◆ Set task
Check every line of the entries for "Chapter", and copy the lines that hold it.

◆ Material for this exercise
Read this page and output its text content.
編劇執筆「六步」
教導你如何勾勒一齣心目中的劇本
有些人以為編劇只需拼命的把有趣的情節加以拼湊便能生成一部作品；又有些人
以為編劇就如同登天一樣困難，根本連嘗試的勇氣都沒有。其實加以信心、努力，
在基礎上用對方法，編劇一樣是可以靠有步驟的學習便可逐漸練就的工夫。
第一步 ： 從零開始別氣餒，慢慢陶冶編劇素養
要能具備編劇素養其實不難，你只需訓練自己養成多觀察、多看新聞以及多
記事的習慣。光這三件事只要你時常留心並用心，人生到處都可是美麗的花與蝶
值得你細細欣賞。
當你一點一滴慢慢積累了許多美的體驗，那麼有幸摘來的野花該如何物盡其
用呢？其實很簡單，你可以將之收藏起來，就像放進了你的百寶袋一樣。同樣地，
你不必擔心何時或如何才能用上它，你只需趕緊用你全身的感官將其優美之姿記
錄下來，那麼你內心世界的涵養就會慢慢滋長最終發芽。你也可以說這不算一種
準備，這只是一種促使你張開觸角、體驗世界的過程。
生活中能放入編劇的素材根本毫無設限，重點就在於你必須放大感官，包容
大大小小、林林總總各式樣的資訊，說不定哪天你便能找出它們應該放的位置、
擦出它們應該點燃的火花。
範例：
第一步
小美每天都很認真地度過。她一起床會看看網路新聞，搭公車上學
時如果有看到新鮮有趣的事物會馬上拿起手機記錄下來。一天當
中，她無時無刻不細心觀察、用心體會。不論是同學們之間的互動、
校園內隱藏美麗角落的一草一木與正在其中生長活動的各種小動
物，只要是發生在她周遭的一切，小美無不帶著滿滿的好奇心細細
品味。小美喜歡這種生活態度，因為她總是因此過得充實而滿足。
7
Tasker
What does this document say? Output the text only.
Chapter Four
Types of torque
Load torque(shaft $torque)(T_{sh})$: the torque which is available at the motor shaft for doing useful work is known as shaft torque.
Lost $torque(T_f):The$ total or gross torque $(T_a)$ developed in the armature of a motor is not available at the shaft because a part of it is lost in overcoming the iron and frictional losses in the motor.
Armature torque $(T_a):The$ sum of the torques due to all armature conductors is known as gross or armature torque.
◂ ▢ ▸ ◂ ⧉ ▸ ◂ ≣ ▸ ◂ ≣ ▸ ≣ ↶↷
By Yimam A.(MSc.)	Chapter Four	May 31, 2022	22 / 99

◆ Solution to this task
Chapter Four
By Yimam A.(MSc.)	Chapter Four	May 31, 2022	22 / 99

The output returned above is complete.